■ Objective: Print the records below exactly as they appear, leaving out the pictures.
--- START OF Data extract ---
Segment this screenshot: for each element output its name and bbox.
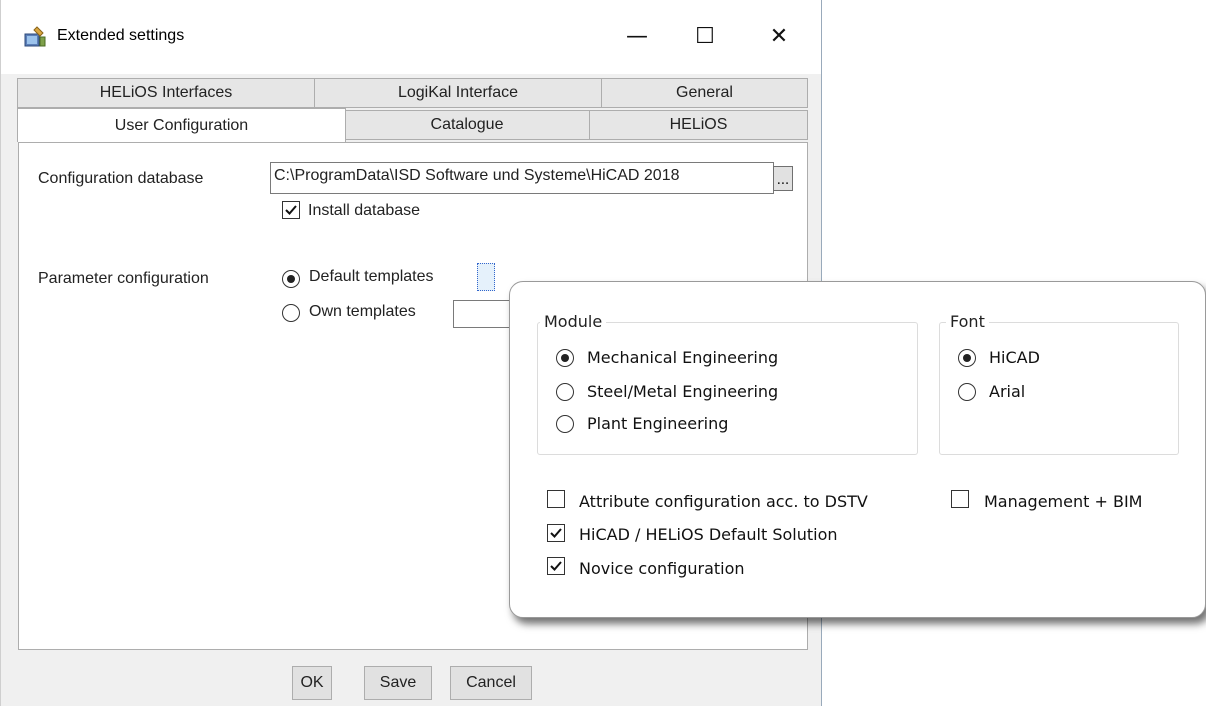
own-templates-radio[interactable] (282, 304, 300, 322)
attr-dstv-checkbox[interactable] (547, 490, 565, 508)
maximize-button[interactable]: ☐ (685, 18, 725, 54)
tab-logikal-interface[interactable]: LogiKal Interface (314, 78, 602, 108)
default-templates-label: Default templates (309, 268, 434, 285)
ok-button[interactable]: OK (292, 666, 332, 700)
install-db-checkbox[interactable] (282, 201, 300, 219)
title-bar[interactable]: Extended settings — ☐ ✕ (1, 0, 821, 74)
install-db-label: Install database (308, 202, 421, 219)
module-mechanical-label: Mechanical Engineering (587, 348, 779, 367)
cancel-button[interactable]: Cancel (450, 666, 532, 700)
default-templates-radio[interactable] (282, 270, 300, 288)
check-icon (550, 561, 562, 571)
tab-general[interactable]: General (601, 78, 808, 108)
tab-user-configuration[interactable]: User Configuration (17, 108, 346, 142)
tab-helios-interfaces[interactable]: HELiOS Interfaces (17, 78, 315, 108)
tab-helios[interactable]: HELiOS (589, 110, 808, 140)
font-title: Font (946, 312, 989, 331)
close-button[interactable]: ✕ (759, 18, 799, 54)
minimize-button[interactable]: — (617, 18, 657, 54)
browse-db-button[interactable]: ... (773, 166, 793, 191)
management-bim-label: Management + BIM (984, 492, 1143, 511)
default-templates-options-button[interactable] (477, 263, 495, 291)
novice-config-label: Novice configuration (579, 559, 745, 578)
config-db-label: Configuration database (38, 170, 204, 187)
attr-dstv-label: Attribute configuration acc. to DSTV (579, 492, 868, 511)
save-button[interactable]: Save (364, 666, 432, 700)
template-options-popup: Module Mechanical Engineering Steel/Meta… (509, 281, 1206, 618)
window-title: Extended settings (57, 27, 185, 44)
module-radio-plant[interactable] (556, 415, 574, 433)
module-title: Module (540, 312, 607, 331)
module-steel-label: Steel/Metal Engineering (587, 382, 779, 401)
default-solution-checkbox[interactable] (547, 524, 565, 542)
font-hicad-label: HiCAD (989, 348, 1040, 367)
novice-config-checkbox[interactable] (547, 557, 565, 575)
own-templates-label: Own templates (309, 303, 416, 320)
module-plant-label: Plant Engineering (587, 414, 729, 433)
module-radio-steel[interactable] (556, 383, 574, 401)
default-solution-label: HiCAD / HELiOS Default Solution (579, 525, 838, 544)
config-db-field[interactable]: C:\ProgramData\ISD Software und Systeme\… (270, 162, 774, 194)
--- END OF Data extract ---
■ Answer to this exercise:
Segment this screenshot: for each element output its name and bbox.
own-templates-radio[interactable] (282, 304, 300, 322)
attr-dstv-checkbox[interactable] (547, 490, 565, 508)
maximize-button[interactable]: ☐ (685, 18, 725, 54)
tab-logikal-interface[interactable]: LogiKal Interface (314, 78, 602, 108)
default-templates-label: Default templates (309, 268, 434, 285)
ok-button[interactable]: OK (292, 666, 332, 700)
install-db-checkbox[interactable] (282, 201, 300, 219)
title-bar[interactable]: Extended settings — ☐ ✕ (1, 0, 821, 74)
install-db-label: Install database (308, 202, 421, 219)
module-mechanical-label: Mechanical Engineering (587, 348, 779, 367)
cancel-button[interactable]: Cancel (450, 666, 532, 700)
default-templates-radio[interactable] (282, 270, 300, 288)
check-icon (550, 561, 562, 571)
tab-general[interactable]: General (601, 78, 808, 108)
tab-user-configuration[interactable]: User Configuration (17, 108, 346, 142)
tab-helios-interfaces[interactable]: HELiOS Interfaces (17, 78, 315, 108)
tab-helios[interactable]: HELiOS (589, 110, 808, 140)
font-title: Font (946, 312, 989, 331)
close-button[interactable]: ✕ (759, 18, 799, 54)
minimize-button[interactable]: — (617, 18, 657, 54)
browse-db-button[interactable]: ... (773, 166, 793, 191)
management-bim-label: Management + BIM (984, 492, 1143, 511)
default-templates-options-button[interactable] (477, 263, 495, 291)
novice-config-label: Novice configuration (579, 559, 745, 578)
config-db-label: Configuration database (38, 170, 204, 187)
attr-dstv-label: Attribute configuration acc. to DSTV (579, 492, 868, 511)
save-button[interactable]: Save (364, 666, 432, 700)
template-options-popup: Module Mechanical Engineering Steel/Meta… (509, 281, 1206, 618)
window-title: Extended settings (57, 27, 185, 44)
module-radio-plant[interactable] (556, 415, 574, 433)
module-title: Module (540, 312, 607, 331)
module-steel-label: Steel/Metal Engineering (587, 382, 779, 401)
default-solution-checkbox[interactable] (547, 524, 565, 542)
font-hicad-label: HiCAD (989, 348, 1040, 367)
novice-config-checkbox[interactable] (547, 557, 565, 575)
own-templates-label: Own templates (309, 303, 416, 320)
module-plant-label: Plant Engineering (587, 414, 729, 433)
module-radio-steel[interactable] (556, 383, 574, 401)
default-solution-label: HiCAD / HELiOS Default Solution (579, 525, 838, 544)
config-db-field[interactable]: C:\ProgramData\ISD Software und Systeme\… (270, 162, 774, 194)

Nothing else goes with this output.